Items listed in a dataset
=====

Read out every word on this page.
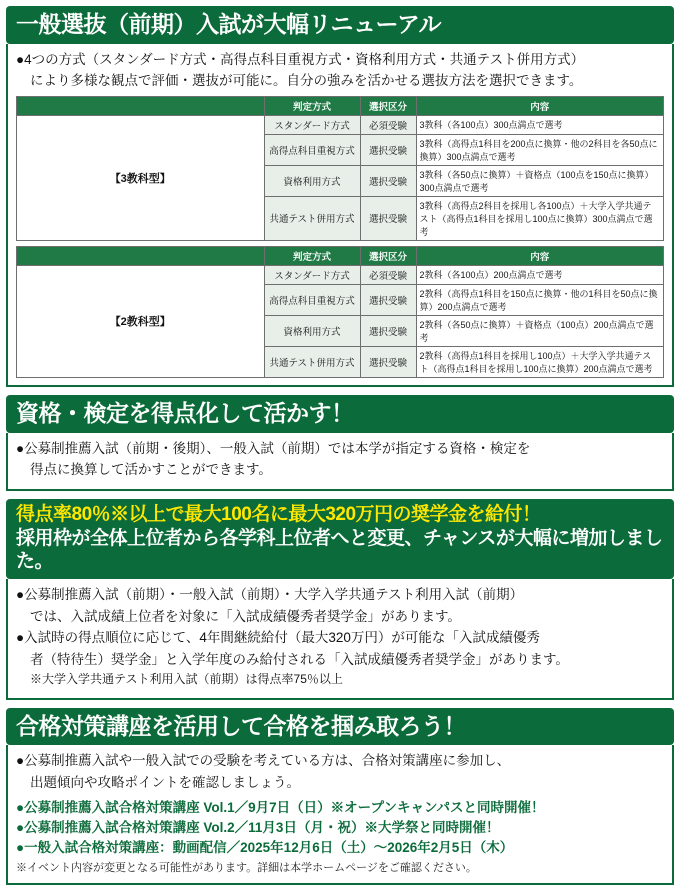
一般選抜（前期）入試が大幅リニューアル

●4つの方式（スタンダード方式・高得点科目重視方式・資格利用方式・共通テスト併用方式）

により多様な観点で評価・選抜が可能に。自分の強みを活かせる選抜方法を選択できます。

	判定方式	選択区分	内容
【3教科型】	スタンダード方式	必須受験	3教科（各100点）300点満点で選考
	高得点科目重視方式	選択受験	3教科（高得点1科目を200点に換算・他の2科目を各50点に換算）300点満点で選考
	資格利用方式	選択受験	3教科（各50点に換算）＋資格点（100点を150点に換算）300点満点で選考
	共通テスト併用方式	選択受験	3教科（高得点2科目を採用し各100点）＋大学入学共通テスト（高得点1科目を採用し100点に換算）300点満点で選考
	判定方式	選択区分	内容
【2教科型】	スタンダード方式	必須受験	2教科（各100点）200点満点で選考
	高得点科目重視方式	選択受験	2教科（高得点1科目を150点に換算・他の1科目を50点に換算）200点満点で選考
	資格利用方式	選択受験	2教科（各50点に換算）＋資格点（100点）200点満点で選考
	共通テスト併用方式	選択受験	2教科（高得点1科目を採用し100点）＋大学入学共通テスト（高得点1科目を採用し100点に換算）200点満点で選考
資格・検定を得点化して活かす！

●公募制推薦入試（前期・後期）、一般入試（前期）では本学が指定する資格・検定を

得点に換算して活かすことができます。

得点率80％※以上で最大100名に最大320万円の奨学金を給付！
採用枠が全体上位者から各学科上位者へと変更、チャンスが大幅に増加しました。

●公募制推薦入試（前期）・一般入試（前期）・大学入学共通テスト利用入試（前期）

では、入試成績上位者を対象に「入試成績優秀者奨学金」があります。

●入試時の得点順位に応じて、4年間継続給付（最大320万円）が可能な「入試成績優秀

者（特待生）奨学金」と入学年度のみ給付される「入試成績優秀者奨学金」があります。

※大学入学共通テスト利用入試（前期）は得点率75％以上

合格対策講座を活用して合格を掴み取ろう！

●公募制推薦入試や一般入試での受験を考えている方は、合格対策講座に参加し、

出題傾向や攻略ポイントを確認しましょう。

●公募制推薦入試合格対策講座 Vol.1／9月7日（日）※オープンキャンパスと同時開催！
●公募制推薦入試合格対策講座 Vol.2／11月3日（月・祝）※大学祭と同時開催！
●一般入試合格対策講座：動画配信／2025年12月6日（土）〜2026年2月5日（木）
※イベント内容が変更となる可能性があります。詳細は本学ホームページをご確認ください。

=====

Problem to solve ▸ Write the entries above out in full, exactly, with no images.

Solution ▸
Read out every word on this page.
一般選抜（前期）入試が大幅リニューアル

●4つの方式（スタンダード方式・高得点科目重視方式・資格利用方式・共通テスト併用方式）

により多様な観点で評価・選抜が可能に。自分の強みを活かせる選抜方法を選択できます。

	判定方式	選択区分	内容
【3教科型】	スタンダード方式	必須受験	3教科（各100点）300点満点で選考
	高得点科目重視方式	選択受験	3教科（高得点1科目を200点に換算・他の2科目を各50点に換算）300点満点で選考
	資格利用方式	選択受験	3教科（各50点に換算）＋資格点（100点を150点に換算）300点満点で選考
	共通テスト併用方式	選択受験	3教科（高得点2科目を採用し各100点）＋大学入学共通テスト（高得点1科目を採用し100点に換算）300点満点で選考
	判定方式	選択区分	内容
【2教科型】	スタンダード方式	必須受験	2教科（各100点）200点満点で選考
	高得点科目重視方式	選択受験	2教科（高得点1科目を150点に換算・他の1科目を50点に換算）200点満点で選考
	資格利用方式	選択受験	2教科（各50点に換算）＋資格点（100点）200点満点で選考
	共通テスト併用方式	選択受験	2教科（高得点1科目を採用し100点）＋大学入学共通テスト（高得点1科目を採用し100点に換算）200点満点で選考
資格・検定を得点化して活かす！

●公募制推薦入試（前期・後期）、一般入試（前期）では本学が指定する資格・検定を

得点に換算して活かすことができます。

得点率80％※以上で最大100名に最大320万円の奨学金を給付！
採用枠が全体上位者から各学科上位者へと変更、チャンスが大幅に増加しました。

●公募制推薦入試（前期）・一般入試（前期）・大学入学共通テスト利用入試（前期）

では、入試成績上位者を対象に「入試成績優秀者奨学金」があります。

●入試時の得点順位に応じて、4年間継続給付（最大320万円）が可能な「入試成績優秀

者（特待生）奨学金」と入学年度のみ給付される「入試成績優秀者奨学金」があります。

※大学入学共通テスト利用入試（前期）は得点率75％以上

合格対策講座を活用して合格を掴み取ろう！

●公募制推薦入試や一般入試での受験を考えている方は、合格対策講座に参加し、

出題傾向や攻略ポイントを確認しましょう。

●公募制推薦入試合格対策講座 Vol.1／9月7日（日）※オープンキャンパスと同時開催！
●公募制推薦入試合格対策講座 Vol.2／11月3日（月・祝）※大学祭と同時開催！
●一般入試合格対策講座：動画配信／2025年12月6日（土）〜2026年2月5日（木）
※イベント内容が変更となる可能性があります。詳細は本学ホームページをご確認ください。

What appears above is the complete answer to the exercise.